THE EXERCISE:
Collect from the data below each line with "Videos".

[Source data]

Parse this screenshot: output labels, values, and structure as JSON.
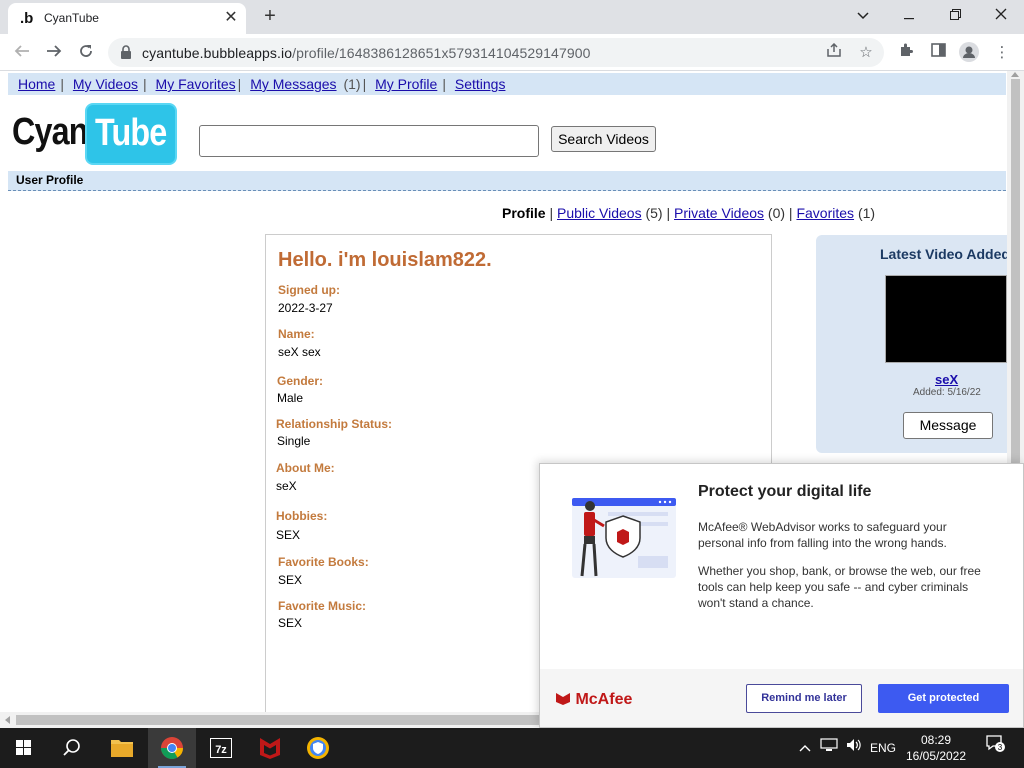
{
  "browser": {
    "tab_title": "CyanTube",
    "tab_favicon": ".b",
    "url_host": "cyantube.bubbleapps.io",
    "url_path": "/profile/1648386128651x579314104529147900"
  },
  "site": {
    "nav": {
      "home": "Home",
      "my_videos": "My Videos",
      "my_favorites": "My Favorites",
      "my_messages": "My Messages",
      "messages_count": "(1)",
      "my_profile": "My Profile",
      "settings": "Settings"
    },
    "logo_left": "Cyan",
    "logo_right": "Tube",
    "search_value": "",
    "search_button": "Search Videos",
    "section_title": "User Profile",
    "profile_tabs": {
      "profile": "Profile",
      "public_videos": "Public Videos",
      "public_count": "(5)",
      "private_videos": "Private Videos",
      "private_count": "(0)",
      "favorites": "Favorites",
      "favorites_count": "(1)"
    },
    "profile": {
      "greeting": "Hello. i'm louislam822.",
      "signed_up_label": "Signed up:",
      "signed_up_value": "2022-3-27",
      "name_label": "Name:",
      "name_value": "seX sex",
      "gender_label": "Gender:",
      "gender_value": "Male",
      "relationship_label": "Relationship Status:",
      "relationship_value": "Single",
      "about_label": "About Me:",
      "about_value": "seX",
      "hobbies_label": "Hobbies:",
      "hobbies_value": "SEX",
      "books_label": "Favorite Books:",
      "books_value": "SEX",
      "music_label": "Favorite Music:",
      "music_value": "SEX"
    },
    "sidebar": {
      "title": "Latest Video Added",
      "video_title": "seX",
      "video_added": "Added: 5/16/22",
      "message_button": "Message"
    }
  },
  "mcafee": {
    "title": "Protect your digital life",
    "p1": "McAfee® WebAdvisor works to safeguard your personal info from falling into the wrong hands.",
    "p2": "Whether you shop, bank, or browse the web, our free tools can help keep you safe -- and cyber criminals won't stand a chance.",
    "logo": "McAfee",
    "remind_button": "Remind me later",
    "protect_button": "Get protected"
  },
  "taskbar": {
    "language": "ENG",
    "time": "08:29",
    "date": "16/05/2022",
    "notification_count": "3"
  },
  "colors": {
    "link": "#1a0dab",
    "label_orange": "#c37a3d",
    "greeting_orange": "#c06b35",
    "nav_bg": "#d5e5f5",
    "logo_cyan": "#2ec4e8",
    "mcafee_red": "#c01818",
    "mcafee_blue": "#3d5af1"
  }
}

REPLY TO THE TASK:
      "my_videos": "My Videos",
    "search_button": "Search Videos",
      "public_videos": "Public Videos",
      "private_videos": "Private Videos",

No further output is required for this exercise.